__Что нужно сделать__. Перепишите приведенные ниже записи, заменив везде "Clearwater" на "Riverside". Все остальное оставьте без изменений.

##### Исходные данные

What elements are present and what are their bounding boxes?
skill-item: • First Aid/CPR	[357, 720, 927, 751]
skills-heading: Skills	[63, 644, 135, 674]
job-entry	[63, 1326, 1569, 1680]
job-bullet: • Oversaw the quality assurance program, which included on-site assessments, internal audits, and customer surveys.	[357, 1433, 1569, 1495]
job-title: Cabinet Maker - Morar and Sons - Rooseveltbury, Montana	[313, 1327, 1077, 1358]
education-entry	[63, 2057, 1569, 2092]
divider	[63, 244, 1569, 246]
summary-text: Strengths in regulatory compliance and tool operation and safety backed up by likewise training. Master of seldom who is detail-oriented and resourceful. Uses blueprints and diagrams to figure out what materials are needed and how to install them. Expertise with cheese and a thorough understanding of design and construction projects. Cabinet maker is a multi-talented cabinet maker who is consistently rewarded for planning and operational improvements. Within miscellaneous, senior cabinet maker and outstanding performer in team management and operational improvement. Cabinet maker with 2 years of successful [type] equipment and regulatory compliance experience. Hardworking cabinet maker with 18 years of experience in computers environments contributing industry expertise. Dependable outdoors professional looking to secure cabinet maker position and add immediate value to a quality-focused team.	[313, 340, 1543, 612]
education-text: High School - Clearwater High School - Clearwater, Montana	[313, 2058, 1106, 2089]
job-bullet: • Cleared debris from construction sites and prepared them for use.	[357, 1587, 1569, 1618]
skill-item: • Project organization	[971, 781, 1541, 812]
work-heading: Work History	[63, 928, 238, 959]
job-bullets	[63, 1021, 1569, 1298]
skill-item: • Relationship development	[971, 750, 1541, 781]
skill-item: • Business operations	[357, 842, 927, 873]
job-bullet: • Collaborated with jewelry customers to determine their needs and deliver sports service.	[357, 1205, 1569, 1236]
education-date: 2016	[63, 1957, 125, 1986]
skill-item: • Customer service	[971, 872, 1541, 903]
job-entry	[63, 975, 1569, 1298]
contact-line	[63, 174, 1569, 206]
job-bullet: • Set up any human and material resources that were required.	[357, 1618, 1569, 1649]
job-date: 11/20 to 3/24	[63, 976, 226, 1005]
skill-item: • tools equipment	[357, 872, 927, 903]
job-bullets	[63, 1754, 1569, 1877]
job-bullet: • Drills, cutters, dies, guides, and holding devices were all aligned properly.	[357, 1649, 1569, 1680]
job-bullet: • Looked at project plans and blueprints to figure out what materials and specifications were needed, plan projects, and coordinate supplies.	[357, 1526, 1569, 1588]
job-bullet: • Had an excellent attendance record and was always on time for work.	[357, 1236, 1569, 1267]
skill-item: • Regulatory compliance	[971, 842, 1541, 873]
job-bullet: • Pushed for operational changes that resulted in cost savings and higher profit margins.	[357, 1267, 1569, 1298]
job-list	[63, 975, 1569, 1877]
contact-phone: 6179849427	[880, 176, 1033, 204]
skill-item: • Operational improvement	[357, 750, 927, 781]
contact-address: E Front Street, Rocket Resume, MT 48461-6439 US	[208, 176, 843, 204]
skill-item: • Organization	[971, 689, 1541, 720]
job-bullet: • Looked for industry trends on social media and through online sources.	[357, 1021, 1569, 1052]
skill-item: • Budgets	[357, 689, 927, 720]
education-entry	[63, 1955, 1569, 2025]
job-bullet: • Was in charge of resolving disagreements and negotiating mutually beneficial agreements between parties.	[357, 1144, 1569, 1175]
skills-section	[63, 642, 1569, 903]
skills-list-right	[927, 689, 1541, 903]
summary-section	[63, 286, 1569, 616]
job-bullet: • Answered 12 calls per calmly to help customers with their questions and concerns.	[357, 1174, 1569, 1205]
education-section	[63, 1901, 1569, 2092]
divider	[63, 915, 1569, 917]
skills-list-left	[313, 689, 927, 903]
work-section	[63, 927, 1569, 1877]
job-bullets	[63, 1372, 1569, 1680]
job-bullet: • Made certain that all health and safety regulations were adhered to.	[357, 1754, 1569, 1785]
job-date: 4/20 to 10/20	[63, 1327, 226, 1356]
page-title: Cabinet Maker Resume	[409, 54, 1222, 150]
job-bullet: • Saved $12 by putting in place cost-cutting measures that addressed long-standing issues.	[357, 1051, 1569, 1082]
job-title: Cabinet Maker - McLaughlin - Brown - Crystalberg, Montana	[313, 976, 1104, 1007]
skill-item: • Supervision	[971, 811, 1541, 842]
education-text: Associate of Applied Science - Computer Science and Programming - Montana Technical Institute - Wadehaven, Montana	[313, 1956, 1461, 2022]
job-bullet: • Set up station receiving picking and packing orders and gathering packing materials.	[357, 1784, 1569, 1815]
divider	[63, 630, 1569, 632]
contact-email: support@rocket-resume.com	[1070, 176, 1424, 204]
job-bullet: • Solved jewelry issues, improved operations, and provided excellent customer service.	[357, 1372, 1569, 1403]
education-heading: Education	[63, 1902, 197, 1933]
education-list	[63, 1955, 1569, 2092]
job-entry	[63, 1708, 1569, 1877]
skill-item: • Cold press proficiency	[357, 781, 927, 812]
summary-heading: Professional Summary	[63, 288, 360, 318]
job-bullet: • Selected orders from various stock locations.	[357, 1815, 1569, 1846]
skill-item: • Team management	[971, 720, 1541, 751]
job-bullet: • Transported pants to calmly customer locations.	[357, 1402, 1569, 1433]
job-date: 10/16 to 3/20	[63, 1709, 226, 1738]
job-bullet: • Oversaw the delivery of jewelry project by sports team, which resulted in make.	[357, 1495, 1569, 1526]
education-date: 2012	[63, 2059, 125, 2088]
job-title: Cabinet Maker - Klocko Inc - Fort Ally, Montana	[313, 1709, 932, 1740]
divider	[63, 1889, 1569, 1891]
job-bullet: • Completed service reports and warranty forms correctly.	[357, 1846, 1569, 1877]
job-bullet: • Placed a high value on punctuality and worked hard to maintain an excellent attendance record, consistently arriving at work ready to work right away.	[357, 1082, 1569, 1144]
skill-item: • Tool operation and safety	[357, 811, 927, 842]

##########

__Ответ на задание__.
What elements are present and what are their bounding boxes?
skill-item: • First Aid/CPR	[357, 720, 927, 751]
skills-heading: Skills	[63, 644, 135, 674]
job-entry	[63, 1326, 1569, 1680]
job-bullet: • Oversaw the quality assurance program, which included on-site assessments, internal audits, and customer surveys.	[357, 1433, 1569, 1495]
job-title: Cabinet Maker - Morar and Sons - Rooseveltbury, Montana	[313, 1327, 1077, 1358]
education-entry	[63, 2057, 1569, 2092]
divider	[63, 244, 1569, 246]
summary-text: Strengths in regulatory compliance and tool operation and safety backed up by likewise training. Master of seldom who is detail-oriented and resourceful. Uses blueprints and diagrams to figure out what materials are needed and how to install them. Expertise with cheese and a thorough understanding of design and construction projects. Cabinet maker is a multi-talented cabinet maker who is consistently rewarded for planning and operational improvements. Within miscellaneous, senior cabinet maker and outstanding performer in team management and operational improvement. Cabinet maker with 2 years of successful [type] equipment and regulatory compliance experience. Hardworking cabinet maker with 18 years of experience in computers environments contributing industry expertise. Dependable outdoors professional looking to secure cabinet maker position and add immediate value to a quality-focused team.	[313, 340, 1543, 612]
education-text: High School - Riverside High School - Riverside, Montana	[313, 2058, 1106, 2089]
job-bullet: • Cleared debris from construction sites and prepared them for use.	[357, 1587, 1569, 1618]
skill-item: • Project organization	[971, 781, 1541, 812]
work-heading: Work History	[63, 928, 238, 959]
job-bullets	[63, 1021, 1569, 1298]
skill-item: • Relationship development	[971, 750, 1541, 781]
skill-item: • Business operations	[357, 842, 927, 873]
job-bullet: • Collaborated with jewelry customers to determine their needs and deliver sports service.	[357, 1205, 1569, 1236]
education-date: 2016	[63, 1957, 125, 1986]
skill-item: • Customer service	[971, 872, 1541, 903]
job-entry	[63, 975, 1569, 1298]
contact-line	[63, 174, 1569, 206]
job-bullet: • Set up any human and material resources that were required.	[357, 1618, 1569, 1649]
job-date: 11/20 to 3/24	[63, 976, 226, 1005]
skill-item: • tools equipment	[357, 872, 927, 903]
job-bullets	[63, 1754, 1569, 1877]
job-bullet: • Drills, cutters, dies, guides, and holding devices were all aligned properly.	[357, 1649, 1569, 1680]
job-bullet: • Looked at project plans and blueprints to figure out what materials and specifications were needed, plan projects, and coordinate supplies.	[357, 1526, 1569, 1588]
job-bullet: • Had an excellent attendance record and was always on time for work.	[357, 1236, 1569, 1267]
skill-item: • Regulatory compliance	[971, 842, 1541, 873]
job-bullet: • Pushed for operational changes that resulted in cost savings and higher profit margins.	[357, 1267, 1569, 1298]
job-list	[63, 975, 1569, 1877]
contact-phone: 6179849427	[880, 176, 1033, 204]
skill-item: • Operational improvement	[357, 750, 927, 781]
contact-address: E Front Street, Rocket Resume, MT 48461-6439 US	[208, 176, 843, 204]
skill-item: • Organization	[971, 689, 1541, 720]
job-bullet: • Looked for industry trends on social media and through online sources.	[357, 1021, 1569, 1052]
skill-item: • Budgets	[357, 689, 927, 720]
education-entry	[63, 1955, 1569, 2025]
job-bullet: • Was in charge of resolving disagreements and negotiating mutually beneficial agreements between parties.	[357, 1144, 1569, 1175]
skills-section	[63, 642, 1569, 903]
skills-list-right	[927, 689, 1541, 903]
summary-section	[63, 286, 1569, 616]
job-bullet: • Answered 12 calls per calmly to help customers with their questions and concerns.	[357, 1174, 1569, 1205]
education-section	[63, 1901, 1569, 2092]
divider	[63, 915, 1569, 917]
skills-list-left	[313, 689, 927, 903]
work-section	[63, 927, 1569, 1877]
job-bullets	[63, 1372, 1569, 1680]
job-bullet: • Made certain that all health and safety regulations were adhered to.	[357, 1754, 1569, 1785]
job-date: 4/20 to 10/20	[63, 1327, 226, 1356]
page-title: Cabinet Maker Resume	[409, 54, 1222, 150]
job-bullet: • Saved $12 by putting in place cost-cutting measures that addressed long-standing issues.	[357, 1051, 1569, 1082]
job-title: Cabinet Maker - McLaughlin - Brown - Crystalberg, Montana	[313, 976, 1104, 1007]
skill-item: • Supervision	[971, 811, 1541, 842]
education-text: Associate of Applied Science - Computer Science and Programming - Montana Technical Institute - Wadehaven, Montana	[313, 1956, 1461, 2022]
job-bullet: • Set up station receiving picking and packing orders and gathering packing materials.	[357, 1784, 1569, 1815]
divider	[63, 630, 1569, 632]
contact-email: support@rocket-resume.com	[1070, 176, 1424, 204]
job-bullet: • Solved jewelry issues, improved operations, and provided excellent customer service.	[357, 1372, 1569, 1403]
education-heading: Education	[63, 1902, 197, 1933]
education-list	[63, 1955, 1569, 2092]
job-entry	[63, 1708, 1569, 1877]
skill-item: • Cold press proficiency	[357, 781, 927, 812]
summary-heading: Professional Summary	[63, 288, 360, 318]
job-bullet: • Selected orders from various stock locations.	[357, 1815, 1569, 1846]
skill-item: • Team management	[971, 720, 1541, 751]
job-bullet: • Transported pants to calmly customer locations.	[357, 1402, 1569, 1433]
job-date: 10/16 to 3/20	[63, 1709, 226, 1738]
job-bullet: • Oversaw the delivery of jewelry project by sports team, which resulted in make.	[357, 1495, 1569, 1526]
education-date: 2012	[63, 2059, 125, 2088]
job-title: Cabinet Maker - Klocko Inc - Fort Ally, Montana	[313, 1709, 932, 1740]
divider	[63, 1889, 1569, 1891]
job-bullet: • Completed service reports and warranty forms correctly.	[357, 1846, 1569, 1877]
job-bullet: • Placed a high value on punctuality and worked hard to maintain an excellent attendance record, consistently arriving at work ready to work right away.	[357, 1082, 1569, 1144]
skill-item: • Tool operation and safety	[357, 811, 927, 842]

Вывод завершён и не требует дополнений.